TASK BRIEF ▸ Take the entries below and print all of them exactly, please.

Data records:
______

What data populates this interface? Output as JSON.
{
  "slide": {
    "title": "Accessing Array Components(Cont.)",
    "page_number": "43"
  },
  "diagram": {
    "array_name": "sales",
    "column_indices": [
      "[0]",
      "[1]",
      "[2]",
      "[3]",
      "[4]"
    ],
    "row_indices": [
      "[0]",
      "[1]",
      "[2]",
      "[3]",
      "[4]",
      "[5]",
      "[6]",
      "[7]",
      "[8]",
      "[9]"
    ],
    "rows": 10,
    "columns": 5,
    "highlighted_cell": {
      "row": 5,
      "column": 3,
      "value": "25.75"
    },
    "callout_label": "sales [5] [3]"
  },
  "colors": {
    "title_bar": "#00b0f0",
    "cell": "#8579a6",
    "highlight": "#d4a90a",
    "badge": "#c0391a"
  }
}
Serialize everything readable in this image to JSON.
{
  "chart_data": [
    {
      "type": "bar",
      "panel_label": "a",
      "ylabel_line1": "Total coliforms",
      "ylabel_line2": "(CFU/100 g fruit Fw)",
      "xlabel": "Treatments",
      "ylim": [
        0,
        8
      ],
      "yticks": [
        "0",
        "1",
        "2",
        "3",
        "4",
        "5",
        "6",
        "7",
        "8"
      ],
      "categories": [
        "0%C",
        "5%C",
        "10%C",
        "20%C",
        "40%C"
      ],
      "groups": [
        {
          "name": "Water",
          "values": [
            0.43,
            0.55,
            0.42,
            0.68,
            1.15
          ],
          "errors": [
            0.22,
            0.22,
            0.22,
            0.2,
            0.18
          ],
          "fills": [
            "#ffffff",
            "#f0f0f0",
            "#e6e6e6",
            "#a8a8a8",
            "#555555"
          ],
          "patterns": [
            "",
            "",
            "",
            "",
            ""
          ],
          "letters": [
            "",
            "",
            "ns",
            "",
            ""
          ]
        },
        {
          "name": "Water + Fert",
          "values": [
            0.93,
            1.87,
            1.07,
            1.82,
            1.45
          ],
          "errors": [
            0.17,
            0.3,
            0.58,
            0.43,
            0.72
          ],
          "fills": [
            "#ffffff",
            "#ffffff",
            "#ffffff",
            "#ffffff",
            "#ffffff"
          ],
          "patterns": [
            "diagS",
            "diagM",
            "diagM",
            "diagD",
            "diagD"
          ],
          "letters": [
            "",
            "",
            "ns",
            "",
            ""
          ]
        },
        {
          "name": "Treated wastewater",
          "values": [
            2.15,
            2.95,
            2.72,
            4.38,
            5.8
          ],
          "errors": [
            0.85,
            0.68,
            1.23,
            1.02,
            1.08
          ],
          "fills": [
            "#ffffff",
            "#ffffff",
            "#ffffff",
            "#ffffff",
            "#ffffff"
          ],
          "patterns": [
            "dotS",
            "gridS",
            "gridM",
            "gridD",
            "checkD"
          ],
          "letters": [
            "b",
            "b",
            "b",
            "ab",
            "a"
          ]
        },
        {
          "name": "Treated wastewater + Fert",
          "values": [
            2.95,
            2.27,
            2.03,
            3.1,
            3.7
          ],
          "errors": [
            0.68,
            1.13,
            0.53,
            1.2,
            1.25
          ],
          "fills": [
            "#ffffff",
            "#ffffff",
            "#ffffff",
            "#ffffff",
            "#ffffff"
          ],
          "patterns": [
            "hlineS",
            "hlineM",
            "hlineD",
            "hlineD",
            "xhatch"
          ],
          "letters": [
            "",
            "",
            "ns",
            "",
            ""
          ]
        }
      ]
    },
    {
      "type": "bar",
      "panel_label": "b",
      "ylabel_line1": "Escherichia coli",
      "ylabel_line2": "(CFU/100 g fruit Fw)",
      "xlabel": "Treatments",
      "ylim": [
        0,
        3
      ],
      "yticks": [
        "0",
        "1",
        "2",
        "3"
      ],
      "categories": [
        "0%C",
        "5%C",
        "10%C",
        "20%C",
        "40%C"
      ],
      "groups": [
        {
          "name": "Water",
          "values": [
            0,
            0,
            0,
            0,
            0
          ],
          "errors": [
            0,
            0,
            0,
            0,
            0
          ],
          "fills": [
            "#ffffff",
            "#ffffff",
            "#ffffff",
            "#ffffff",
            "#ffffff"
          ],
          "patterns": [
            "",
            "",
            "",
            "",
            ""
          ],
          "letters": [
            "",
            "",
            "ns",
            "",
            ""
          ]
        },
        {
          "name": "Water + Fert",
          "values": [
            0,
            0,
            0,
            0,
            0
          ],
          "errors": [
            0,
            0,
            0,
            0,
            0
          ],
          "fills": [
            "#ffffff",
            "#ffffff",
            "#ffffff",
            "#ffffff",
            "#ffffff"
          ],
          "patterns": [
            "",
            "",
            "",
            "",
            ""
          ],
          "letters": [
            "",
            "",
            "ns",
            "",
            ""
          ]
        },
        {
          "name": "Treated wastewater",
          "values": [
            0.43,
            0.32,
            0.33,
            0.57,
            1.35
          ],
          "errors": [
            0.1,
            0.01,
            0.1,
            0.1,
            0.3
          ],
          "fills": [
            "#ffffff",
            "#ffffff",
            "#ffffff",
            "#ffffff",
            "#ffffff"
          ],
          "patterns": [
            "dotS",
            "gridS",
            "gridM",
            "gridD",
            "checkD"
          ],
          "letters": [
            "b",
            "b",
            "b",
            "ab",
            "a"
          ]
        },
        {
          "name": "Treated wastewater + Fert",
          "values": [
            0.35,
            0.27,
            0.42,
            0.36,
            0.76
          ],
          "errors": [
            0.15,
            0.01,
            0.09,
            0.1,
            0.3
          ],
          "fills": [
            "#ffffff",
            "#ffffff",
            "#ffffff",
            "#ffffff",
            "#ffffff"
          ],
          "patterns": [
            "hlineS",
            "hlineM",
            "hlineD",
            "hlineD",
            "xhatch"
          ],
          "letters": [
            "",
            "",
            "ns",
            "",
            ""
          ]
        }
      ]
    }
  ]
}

______

THE ANSWER ▸
What data populates this interface? Output as JSON.
{
  "slide": {
    "title": "Accessing Array Components(Cont.)",
    "page_number": "43"
  },
  "diagram": {
    "array_name": "sales",
    "column_indices": [
      "[0]",
      "[1]",
      "[2]",
      "[3]",
      "[4]"
    ],
    "row_indices": [
      "[0]",
      "[1]",
      "[2]",
      "[3]",
      "[4]",
      "[5]",
      "[6]",
      "[7]",
      "[8]",
      "[9]"
    ],
    "rows": 10,
    "columns": 5,
    "highlighted_cell": {
      "row": 5,
      "column": 3,
      "value": "25.75"
    },
    "callout_label": "sales [5] [3]"
  },
  "colors": {
    "title_bar": "#00b0f0",
    "cell": "#8579a6",
    "highlight": "#d4a90a",
    "badge": "#c0391a"
  }
}
Serialize everything readable in this image to JSON.
{
  "chart_data": [
    {
      "type": "bar",
      "panel_label": "a",
      "ylabel_line1": "Total coliforms",
      "ylabel_line2": "(CFU/100 g fruit Fw)",
      "xlabel": "Treatments",
      "ylim": [
        0,
        8
      ],
      "yticks": [
        "0",
        "1",
        "2",
        "3",
        "4",
        "5",
        "6",
        "7",
        "8"
      ],
      "categories": [
        "0%C",
        "5%C",
        "10%C",
        "20%C",
        "40%C"
      ],
      "groups": [
        {
          "name": "Water",
          "values": [
            0.43,
            0.55,
            0.42,
            0.68,
            1.15
          ],
          "errors": [
            0.22,
            0.22,
            0.22,
            0.2,
            0.18
          ],
          "fills": [
            "#ffffff",
            "#f0f0f0",
            "#e6e6e6",
            "#a8a8a8",
            "#555555"
          ],
          "patterns": [
            "",
            "",
            "",
            "",
            ""
          ],
          "letters": [
            "",
            "",
            "ns",
            "",
            ""
          ]
        },
        {
          "name": "Water + Fert",
          "values": [
            0.93,
            1.87,
            1.07,
            1.82,
            1.45
          ],
          "errors": [
            0.17,
            0.3,
            0.58,
            0.43,
            0.72
          ],
          "fills": [
            "#ffffff",
            "#ffffff",
            "#ffffff",
            "#ffffff",
            "#ffffff"
          ],
          "patterns": [
            "diagS",
            "diagM",
            "diagM",
            "diagD",
            "diagD"
          ],
          "letters": [
            "",
            "",
            "ns",
            "",
            ""
          ]
        },
        {
          "name": "Treated wastewater",
          "values": [
            2.15,
            2.95,
            2.72,
            4.38,
            5.8
          ],
          "errors": [
            0.85,
            0.68,
            1.23,
            1.02,
            1.08
          ],
          "fills": [
            "#ffffff",
            "#ffffff",
            "#ffffff",
            "#ffffff",
            "#ffffff"
          ],
          "patterns": [
            "dotS",
            "gridS",
            "gridM",
            "gridD",
            "checkD"
          ],
          "letters": [
            "b",
            "b",
            "b",
            "ab",
            "a"
          ]
        },
        {
          "name": "Treated wastewater + Fert",
          "values": [
            2.95,
            2.27,
            2.03,
            3.1,
            3.7
          ],
          "errors": [
            0.68,
            1.13,
            0.53,
            1.2,
            1.25
          ],
          "fills": [
            "#ffffff",
            "#ffffff",
            "#ffffff",
            "#ffffff",
            "#ffffff"
          ],
          "patterns": [
            "hlineS",
            "hlineM",
            "hlineD",
            "hlineD",
            "xhatch"
          ],
          "letters": [
            "",
            "",
            "ns",
            "",
            ""
          ]
        }
      ]
    },
    {
      "type": "bar",
      "panel_label": "b",
      "ylabel_line1": "Escherichia coli",
      "ylabel_line2": "(CFU/100 g fruit Fw)",
      "xlabel": "Treatments",
      "ylim": [
        0,
        3
      ],
      "yticks": [
        "0",
        "1",
        "2",
        "3"
      ],
      "categories": [
        "0%C",
        "5%C",
        "10%C",
        "20%C",
        "40%C"
      ],
      "groups": [
        {
          "name": "Water",
          "values": [
            0,
            0,
            0,
            0,
            0
          ],
          "errors": [
            0,
            0,
            0,
            0,
            0
          ],
          "fills": [
            "#ffffff",
            "#ffffff",
            "#ffffff",
            "#ffffff",
            "#ffffff"
          ],
          "patterns": [
            "",
            "",
            "",
            "",
            ""
          ],
          "letters": [
            "",
            "",
            "ns",
            "",
            ""
          ]
        },
        {
          "name": "Water + Fert",
          "values": [
            0,
            0,
            0,
            0,
            0
          ],
          "errors": [
            0,
            0,
            0,
            0,
            0
          ],
          "fills": [
            "#ffffff",
            "#ffffff",
            "#ffffff",
            "#ffffff",
            "#ffffff"
          ],
          "patterns": [
            "",
            "",
            "",
            "",
            ""
          ],
          "letters": [
            "",
            "",
            "ns",
            "",
            ""
          ]
        },
        {
          "name": "Treated wastewater",
          "values": [
            0.43,
            0.32,
            0.33,
            0.57,
            1.35
          ],
          "errors": [
            0.1,
            0.01,
            0.1,
            0.1,
            0.3
          ],
          "fills": [
            "#ffffff",
            "#ffffff",
            "#ffffff",
            "#ffffff",
            "#ffffff"
          ],
          "patterns": [
            "dotS",
            "gridS",
            "gridM",
            "gridD",
            "checkD"
          ],
          "letters": [
            "b",
            "b",
            "b",
            "ab",
            "a"
          ]
        },
        {
          "name": "Treated wastewater + Fert",
          "values": [
            0.35,
            0.27,
            0.42,
            0.36,
            0.76
          ],
          "errors": [
            0.15,
            0.01,
            0.09,
            0.1,
            0.3
          ],
          "fills": [
            "#ffffff",
            "#ffffff",
            "#ffffff",
            "#ffffff",
            "#ffffff"
          ],
          "patterns": [
            "hlineS",
            "hlineM",
            "hlineD",
            "hlineD",
            "xhatch"
          ],
          "letters": [
            "",
            "",
            "ns",
            "",
            ""
          ]
        }
      ]
    }
  ]
}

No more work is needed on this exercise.